* [REQUIRED ACTION]: What number of lines in the entries hold the string "gebildet"? Answer with it alone.

* [MATERIALS PROVIDED]:
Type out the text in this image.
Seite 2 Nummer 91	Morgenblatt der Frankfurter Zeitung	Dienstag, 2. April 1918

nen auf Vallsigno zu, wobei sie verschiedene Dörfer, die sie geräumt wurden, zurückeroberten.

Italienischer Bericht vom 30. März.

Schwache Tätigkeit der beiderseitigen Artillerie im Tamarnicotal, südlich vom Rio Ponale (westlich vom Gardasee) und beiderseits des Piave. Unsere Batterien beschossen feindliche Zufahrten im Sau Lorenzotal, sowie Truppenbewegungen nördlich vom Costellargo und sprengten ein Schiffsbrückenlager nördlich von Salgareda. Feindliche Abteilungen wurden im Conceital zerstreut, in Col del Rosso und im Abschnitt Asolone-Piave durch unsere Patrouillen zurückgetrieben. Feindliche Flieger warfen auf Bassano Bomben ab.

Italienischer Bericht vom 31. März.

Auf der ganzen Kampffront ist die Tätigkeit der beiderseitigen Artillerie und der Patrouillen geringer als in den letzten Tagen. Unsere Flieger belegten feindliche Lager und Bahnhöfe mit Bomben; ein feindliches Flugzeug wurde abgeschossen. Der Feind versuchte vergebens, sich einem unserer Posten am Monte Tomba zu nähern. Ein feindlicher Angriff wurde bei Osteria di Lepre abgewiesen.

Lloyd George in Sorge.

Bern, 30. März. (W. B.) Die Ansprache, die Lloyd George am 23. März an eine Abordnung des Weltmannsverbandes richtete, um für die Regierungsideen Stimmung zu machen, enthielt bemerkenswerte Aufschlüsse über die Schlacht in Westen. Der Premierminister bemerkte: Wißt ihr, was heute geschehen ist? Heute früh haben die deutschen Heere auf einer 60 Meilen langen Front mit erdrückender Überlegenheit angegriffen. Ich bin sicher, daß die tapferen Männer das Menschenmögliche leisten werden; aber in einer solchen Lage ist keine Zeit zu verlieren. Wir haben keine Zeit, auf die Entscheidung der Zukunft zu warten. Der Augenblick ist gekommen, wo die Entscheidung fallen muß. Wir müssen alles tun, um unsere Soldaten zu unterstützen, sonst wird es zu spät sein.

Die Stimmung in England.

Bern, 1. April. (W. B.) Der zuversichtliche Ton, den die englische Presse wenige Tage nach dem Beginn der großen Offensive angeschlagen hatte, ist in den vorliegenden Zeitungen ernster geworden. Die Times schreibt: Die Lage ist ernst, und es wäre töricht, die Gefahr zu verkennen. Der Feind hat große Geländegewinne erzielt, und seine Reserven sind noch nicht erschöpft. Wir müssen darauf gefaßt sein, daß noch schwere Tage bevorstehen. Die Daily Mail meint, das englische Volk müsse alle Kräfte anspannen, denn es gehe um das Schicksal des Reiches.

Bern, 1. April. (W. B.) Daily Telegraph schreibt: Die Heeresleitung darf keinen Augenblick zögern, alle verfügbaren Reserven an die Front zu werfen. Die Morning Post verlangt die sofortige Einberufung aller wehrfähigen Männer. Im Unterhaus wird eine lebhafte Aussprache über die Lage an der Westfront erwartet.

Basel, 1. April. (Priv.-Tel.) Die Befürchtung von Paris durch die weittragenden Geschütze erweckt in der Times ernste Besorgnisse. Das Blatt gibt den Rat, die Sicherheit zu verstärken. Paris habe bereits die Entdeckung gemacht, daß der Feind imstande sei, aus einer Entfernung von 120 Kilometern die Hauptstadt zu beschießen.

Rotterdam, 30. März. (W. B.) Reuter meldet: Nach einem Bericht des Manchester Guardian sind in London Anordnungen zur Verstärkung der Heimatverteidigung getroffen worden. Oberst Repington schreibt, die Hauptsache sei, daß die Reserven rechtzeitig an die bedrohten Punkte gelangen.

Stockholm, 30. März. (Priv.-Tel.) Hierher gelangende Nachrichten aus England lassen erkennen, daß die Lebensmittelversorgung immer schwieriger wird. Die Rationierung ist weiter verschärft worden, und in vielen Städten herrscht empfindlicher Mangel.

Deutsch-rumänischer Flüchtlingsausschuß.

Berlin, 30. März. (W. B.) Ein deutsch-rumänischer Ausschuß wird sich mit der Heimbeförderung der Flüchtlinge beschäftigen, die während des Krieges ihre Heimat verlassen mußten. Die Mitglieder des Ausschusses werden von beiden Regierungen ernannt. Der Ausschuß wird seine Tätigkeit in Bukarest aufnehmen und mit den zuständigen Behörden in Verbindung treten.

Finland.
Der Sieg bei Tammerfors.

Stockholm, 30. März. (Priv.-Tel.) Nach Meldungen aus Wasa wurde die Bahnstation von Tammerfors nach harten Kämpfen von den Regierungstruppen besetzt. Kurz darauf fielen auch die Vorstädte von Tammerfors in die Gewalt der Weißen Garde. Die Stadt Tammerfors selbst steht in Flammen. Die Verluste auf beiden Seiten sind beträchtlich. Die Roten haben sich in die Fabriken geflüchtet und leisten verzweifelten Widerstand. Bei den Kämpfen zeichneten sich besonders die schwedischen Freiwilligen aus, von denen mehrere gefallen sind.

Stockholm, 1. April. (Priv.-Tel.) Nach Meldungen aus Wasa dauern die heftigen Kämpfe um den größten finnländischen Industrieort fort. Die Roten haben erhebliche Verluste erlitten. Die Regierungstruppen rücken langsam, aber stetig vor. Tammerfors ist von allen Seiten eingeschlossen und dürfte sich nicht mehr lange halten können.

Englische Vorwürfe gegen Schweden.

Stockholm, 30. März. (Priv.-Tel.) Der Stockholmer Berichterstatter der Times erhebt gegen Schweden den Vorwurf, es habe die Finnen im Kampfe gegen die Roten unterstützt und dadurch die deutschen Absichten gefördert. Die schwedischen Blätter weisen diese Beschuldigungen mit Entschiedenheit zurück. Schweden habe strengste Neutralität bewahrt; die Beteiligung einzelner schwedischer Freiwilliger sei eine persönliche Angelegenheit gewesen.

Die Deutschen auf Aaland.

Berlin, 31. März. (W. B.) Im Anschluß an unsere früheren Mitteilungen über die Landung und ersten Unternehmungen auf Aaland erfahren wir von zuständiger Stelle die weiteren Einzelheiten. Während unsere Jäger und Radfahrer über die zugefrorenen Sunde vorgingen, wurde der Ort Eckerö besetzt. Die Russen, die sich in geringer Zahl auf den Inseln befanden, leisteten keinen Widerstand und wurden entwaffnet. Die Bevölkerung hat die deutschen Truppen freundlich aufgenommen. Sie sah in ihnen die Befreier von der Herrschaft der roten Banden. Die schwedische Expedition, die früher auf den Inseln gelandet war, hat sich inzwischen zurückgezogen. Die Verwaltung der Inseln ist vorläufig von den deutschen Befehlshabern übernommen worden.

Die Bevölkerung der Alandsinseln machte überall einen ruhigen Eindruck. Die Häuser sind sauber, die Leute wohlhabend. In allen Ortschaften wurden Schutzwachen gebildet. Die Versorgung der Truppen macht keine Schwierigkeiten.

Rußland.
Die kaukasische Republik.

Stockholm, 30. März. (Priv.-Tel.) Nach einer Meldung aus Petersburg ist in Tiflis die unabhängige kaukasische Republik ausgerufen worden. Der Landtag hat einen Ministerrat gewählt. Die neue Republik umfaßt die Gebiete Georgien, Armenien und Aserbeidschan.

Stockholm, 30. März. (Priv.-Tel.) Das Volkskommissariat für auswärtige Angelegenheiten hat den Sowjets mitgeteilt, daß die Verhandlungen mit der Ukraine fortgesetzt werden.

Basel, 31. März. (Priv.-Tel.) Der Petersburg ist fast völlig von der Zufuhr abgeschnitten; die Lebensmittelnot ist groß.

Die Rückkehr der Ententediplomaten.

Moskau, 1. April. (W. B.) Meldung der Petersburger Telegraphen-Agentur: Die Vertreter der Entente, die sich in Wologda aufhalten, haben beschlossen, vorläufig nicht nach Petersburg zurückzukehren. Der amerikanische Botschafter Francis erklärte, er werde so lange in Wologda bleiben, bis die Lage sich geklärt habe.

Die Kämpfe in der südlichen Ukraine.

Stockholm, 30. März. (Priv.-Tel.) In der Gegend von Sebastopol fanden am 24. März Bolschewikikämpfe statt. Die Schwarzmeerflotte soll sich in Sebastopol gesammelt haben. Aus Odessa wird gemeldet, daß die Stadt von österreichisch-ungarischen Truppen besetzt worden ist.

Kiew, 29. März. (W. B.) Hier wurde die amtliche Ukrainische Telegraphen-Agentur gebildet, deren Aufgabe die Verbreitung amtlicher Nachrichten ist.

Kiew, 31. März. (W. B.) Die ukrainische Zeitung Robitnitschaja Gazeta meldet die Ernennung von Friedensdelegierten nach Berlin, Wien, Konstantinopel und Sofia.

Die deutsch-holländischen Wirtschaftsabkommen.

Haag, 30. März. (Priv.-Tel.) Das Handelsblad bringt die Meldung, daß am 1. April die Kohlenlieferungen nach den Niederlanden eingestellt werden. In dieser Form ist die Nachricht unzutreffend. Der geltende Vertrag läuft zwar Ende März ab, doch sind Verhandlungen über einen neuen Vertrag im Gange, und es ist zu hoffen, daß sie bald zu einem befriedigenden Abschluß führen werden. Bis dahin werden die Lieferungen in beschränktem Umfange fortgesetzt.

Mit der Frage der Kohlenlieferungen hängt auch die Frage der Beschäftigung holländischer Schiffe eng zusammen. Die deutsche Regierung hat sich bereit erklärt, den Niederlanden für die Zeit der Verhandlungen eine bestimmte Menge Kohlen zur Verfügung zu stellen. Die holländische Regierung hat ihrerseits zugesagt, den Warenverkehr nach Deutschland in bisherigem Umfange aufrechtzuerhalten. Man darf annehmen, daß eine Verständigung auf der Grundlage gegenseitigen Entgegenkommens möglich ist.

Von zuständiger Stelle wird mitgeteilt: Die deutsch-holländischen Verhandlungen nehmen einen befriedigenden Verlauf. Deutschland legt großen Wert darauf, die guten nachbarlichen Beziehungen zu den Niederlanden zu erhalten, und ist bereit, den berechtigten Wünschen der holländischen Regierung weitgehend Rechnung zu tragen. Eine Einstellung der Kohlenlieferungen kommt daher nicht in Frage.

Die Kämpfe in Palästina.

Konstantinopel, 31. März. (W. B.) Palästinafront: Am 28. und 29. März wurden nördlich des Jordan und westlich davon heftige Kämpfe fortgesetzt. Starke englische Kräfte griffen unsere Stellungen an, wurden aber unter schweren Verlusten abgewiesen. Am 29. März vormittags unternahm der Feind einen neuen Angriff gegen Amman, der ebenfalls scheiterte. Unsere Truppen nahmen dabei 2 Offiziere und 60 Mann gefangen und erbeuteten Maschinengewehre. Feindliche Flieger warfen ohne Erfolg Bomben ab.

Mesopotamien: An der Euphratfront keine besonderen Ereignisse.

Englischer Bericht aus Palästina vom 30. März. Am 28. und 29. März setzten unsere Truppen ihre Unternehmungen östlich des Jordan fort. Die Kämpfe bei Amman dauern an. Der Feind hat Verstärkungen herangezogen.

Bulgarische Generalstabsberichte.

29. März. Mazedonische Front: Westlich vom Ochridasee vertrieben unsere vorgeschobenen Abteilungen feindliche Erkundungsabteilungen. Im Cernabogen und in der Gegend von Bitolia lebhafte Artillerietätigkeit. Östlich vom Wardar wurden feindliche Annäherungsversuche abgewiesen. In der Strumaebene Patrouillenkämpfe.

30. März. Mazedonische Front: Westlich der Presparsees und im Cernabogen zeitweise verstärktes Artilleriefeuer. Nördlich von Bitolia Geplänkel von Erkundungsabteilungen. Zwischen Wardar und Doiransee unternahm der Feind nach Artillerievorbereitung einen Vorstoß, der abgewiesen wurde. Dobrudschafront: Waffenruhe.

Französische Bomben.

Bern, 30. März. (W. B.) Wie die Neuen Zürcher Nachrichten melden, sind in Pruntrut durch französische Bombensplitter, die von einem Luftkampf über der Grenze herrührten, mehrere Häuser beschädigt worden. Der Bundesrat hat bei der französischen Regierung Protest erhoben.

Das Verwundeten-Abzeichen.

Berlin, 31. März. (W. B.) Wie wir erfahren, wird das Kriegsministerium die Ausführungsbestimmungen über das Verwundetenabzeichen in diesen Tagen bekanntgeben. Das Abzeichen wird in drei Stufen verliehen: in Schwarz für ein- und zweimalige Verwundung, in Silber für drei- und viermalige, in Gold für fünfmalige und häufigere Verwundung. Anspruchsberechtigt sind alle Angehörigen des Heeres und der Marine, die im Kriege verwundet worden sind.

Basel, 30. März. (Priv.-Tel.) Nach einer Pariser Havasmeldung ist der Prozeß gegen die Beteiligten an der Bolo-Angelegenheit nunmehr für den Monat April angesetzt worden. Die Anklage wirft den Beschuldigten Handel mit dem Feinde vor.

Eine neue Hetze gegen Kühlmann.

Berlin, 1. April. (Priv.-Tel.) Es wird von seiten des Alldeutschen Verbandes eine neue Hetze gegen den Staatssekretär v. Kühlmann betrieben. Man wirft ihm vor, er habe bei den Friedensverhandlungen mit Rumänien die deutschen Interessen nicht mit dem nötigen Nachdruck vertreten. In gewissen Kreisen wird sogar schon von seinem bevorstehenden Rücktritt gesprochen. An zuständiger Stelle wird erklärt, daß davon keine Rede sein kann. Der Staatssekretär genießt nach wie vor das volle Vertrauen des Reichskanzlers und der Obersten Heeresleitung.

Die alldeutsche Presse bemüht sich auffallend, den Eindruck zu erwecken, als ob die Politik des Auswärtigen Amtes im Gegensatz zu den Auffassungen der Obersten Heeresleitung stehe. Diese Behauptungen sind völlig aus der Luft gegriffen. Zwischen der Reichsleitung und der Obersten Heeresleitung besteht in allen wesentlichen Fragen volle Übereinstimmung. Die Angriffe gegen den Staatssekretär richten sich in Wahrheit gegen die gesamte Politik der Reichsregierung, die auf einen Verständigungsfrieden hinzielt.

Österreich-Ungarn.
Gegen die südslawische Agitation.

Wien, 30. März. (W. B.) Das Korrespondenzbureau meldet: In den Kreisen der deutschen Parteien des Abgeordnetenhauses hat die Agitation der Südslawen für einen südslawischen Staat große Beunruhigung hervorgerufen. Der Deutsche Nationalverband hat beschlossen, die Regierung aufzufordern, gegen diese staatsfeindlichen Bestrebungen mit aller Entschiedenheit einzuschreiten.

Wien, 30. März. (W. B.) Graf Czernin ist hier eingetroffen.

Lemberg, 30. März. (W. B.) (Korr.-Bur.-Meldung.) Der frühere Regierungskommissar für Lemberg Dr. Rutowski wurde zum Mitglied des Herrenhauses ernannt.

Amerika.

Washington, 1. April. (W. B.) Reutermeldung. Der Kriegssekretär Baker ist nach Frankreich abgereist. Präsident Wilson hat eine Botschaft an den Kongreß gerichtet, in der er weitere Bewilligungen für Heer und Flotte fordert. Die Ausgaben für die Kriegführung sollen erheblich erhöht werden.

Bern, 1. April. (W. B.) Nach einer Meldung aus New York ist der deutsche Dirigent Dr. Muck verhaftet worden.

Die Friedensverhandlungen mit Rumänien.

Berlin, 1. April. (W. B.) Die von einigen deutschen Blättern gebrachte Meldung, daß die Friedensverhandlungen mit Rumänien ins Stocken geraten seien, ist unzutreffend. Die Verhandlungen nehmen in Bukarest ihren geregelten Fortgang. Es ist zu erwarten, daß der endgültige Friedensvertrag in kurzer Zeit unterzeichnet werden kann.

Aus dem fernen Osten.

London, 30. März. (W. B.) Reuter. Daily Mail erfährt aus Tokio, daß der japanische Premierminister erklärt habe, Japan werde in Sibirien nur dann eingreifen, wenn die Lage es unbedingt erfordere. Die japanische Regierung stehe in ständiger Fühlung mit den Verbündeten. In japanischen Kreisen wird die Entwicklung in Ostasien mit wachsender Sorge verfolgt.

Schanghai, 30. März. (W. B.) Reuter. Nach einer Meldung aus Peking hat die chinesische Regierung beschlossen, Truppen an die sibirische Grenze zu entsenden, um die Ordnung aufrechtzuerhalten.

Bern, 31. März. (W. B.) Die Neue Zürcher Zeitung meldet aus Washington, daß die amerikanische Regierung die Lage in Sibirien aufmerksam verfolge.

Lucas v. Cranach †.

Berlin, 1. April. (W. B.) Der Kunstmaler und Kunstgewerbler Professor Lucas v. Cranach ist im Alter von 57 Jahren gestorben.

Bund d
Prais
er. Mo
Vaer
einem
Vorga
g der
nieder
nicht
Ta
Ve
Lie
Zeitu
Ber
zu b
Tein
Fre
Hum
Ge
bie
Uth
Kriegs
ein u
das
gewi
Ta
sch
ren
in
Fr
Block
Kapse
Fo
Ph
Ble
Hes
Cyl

* [ANSWER]: 2